[start of MATERIAL SUPPLIED]

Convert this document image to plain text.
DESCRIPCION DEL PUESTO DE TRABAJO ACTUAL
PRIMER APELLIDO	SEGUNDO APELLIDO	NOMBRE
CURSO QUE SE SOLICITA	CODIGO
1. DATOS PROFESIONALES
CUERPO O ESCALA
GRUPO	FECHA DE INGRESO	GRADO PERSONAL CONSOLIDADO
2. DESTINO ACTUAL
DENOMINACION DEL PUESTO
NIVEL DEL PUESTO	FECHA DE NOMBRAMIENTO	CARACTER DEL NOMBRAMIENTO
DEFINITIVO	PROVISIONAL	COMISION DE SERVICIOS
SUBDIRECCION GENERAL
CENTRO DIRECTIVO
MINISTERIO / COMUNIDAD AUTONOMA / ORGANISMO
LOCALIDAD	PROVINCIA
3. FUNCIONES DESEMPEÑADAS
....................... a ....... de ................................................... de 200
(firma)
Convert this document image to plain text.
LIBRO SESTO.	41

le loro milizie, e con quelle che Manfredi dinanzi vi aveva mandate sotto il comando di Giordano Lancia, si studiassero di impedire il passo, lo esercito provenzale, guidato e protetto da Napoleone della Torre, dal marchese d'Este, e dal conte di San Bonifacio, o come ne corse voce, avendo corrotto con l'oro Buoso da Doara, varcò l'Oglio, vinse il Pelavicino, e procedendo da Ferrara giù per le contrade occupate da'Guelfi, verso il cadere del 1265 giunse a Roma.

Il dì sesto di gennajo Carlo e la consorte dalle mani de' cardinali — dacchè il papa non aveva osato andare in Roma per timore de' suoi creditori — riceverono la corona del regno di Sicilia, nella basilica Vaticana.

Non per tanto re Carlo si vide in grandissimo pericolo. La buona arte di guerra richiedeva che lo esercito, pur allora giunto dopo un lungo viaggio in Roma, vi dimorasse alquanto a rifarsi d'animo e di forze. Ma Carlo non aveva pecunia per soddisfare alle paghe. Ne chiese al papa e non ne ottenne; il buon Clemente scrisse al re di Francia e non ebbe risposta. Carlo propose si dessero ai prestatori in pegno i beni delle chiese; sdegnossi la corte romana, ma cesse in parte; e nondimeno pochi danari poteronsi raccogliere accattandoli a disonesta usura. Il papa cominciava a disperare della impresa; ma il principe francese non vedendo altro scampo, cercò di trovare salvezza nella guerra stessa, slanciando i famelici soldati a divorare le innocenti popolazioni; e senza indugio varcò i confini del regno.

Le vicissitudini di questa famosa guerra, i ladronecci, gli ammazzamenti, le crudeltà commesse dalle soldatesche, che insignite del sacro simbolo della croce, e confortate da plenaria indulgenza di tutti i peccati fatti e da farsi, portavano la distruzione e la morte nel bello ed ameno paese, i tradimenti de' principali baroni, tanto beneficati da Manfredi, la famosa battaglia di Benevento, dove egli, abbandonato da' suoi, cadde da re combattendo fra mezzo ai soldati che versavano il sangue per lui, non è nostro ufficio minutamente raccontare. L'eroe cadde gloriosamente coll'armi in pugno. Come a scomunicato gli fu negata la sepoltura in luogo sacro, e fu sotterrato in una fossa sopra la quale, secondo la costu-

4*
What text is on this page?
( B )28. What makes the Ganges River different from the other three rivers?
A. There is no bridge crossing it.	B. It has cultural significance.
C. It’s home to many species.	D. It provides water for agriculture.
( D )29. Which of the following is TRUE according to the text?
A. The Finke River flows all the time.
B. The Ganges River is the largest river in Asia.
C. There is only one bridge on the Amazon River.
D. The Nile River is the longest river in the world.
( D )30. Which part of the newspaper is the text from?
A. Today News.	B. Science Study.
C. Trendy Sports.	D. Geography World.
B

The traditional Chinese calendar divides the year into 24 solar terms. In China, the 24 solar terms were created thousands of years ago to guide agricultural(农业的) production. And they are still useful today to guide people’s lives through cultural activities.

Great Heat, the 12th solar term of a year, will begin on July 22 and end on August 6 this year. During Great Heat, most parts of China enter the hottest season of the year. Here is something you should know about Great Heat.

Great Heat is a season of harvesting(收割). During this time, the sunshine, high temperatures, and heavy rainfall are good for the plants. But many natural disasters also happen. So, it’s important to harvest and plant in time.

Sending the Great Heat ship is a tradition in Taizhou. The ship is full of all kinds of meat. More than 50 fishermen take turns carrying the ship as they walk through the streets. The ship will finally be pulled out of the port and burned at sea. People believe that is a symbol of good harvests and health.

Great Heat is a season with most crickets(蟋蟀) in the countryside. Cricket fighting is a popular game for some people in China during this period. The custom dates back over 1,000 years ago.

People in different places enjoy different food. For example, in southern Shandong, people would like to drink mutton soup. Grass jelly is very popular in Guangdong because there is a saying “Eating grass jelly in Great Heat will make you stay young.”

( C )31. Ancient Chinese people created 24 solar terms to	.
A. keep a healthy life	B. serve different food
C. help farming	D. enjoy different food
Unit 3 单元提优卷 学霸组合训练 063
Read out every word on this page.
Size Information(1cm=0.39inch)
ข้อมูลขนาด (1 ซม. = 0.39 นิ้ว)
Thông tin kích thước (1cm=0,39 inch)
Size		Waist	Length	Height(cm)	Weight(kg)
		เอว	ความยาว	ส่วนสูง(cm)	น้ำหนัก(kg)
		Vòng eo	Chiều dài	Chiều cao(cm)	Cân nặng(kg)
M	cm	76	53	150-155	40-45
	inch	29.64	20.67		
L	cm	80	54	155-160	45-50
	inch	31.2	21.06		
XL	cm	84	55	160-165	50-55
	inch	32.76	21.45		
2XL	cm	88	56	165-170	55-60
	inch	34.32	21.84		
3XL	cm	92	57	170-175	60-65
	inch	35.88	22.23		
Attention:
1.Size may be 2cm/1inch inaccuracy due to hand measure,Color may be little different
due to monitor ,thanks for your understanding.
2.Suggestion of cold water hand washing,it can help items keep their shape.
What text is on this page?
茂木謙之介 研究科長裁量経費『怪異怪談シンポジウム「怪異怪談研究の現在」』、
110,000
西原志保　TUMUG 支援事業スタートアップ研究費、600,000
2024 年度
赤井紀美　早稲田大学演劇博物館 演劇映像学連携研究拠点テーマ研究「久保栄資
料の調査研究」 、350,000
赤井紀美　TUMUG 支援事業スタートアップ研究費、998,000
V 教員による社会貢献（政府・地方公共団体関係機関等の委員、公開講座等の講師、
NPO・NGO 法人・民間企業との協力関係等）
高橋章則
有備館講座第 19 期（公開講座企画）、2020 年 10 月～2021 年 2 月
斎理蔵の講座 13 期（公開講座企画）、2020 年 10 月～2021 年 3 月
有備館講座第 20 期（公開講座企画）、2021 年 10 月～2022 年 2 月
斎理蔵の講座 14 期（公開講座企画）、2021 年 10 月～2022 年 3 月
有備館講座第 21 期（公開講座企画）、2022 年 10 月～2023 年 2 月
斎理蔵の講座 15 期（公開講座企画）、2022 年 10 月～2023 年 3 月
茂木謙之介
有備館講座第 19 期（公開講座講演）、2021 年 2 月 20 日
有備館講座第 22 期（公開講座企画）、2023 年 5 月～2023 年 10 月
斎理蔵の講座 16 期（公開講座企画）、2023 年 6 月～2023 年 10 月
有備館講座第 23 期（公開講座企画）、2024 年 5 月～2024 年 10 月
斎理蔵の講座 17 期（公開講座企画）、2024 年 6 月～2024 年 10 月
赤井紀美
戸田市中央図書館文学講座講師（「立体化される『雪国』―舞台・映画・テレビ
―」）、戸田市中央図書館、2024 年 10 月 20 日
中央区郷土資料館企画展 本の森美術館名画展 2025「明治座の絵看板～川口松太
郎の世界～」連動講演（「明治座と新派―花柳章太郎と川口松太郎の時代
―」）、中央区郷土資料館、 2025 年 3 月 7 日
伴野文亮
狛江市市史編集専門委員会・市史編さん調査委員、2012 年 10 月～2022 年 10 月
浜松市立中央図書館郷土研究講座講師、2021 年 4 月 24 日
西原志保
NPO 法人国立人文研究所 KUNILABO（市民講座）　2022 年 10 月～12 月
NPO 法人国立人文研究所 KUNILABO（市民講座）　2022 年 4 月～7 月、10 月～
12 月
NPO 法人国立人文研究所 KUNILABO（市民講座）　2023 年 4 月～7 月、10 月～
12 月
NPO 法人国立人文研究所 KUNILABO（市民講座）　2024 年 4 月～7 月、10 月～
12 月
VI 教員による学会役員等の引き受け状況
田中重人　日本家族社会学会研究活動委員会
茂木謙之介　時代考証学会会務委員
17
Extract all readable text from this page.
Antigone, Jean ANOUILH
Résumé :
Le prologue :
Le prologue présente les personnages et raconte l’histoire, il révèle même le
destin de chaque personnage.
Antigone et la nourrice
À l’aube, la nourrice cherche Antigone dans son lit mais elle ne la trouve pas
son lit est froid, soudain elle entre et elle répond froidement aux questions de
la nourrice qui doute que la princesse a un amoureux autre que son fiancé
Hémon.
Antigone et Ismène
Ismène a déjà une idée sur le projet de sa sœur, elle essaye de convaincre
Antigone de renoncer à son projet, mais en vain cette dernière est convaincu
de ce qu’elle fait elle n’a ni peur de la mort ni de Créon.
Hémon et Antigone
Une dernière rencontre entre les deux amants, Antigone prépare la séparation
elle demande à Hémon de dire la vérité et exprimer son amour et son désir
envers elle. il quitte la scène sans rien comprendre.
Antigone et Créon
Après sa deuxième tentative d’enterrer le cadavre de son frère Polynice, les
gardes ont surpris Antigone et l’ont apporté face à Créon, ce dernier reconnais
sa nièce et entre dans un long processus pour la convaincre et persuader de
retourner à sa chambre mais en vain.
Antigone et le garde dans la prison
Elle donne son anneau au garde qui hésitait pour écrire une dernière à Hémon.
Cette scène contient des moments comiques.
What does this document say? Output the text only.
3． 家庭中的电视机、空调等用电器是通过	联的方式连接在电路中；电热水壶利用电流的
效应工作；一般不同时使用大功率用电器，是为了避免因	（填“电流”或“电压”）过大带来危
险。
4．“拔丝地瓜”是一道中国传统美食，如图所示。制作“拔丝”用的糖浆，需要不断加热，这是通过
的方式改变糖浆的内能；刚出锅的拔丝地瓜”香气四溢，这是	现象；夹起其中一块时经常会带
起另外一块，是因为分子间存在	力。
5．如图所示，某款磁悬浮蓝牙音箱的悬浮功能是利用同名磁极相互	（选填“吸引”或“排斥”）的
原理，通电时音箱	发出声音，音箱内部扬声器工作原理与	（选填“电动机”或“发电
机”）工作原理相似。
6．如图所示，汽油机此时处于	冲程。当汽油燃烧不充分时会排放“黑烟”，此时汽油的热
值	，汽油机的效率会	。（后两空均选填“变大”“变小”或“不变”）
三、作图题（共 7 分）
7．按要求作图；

[end of MATERIAL SUPPLIED]

**TASK INSTRUCTIONS:** Identify lines with the string "pour". Copy each one.

**TASK ANSWER:**
sa nièce et entre dans un long processus pour la convaincre et persuader de
Elle donne son anneau au garde qui hésitait pour écrire une dernière à Hémon.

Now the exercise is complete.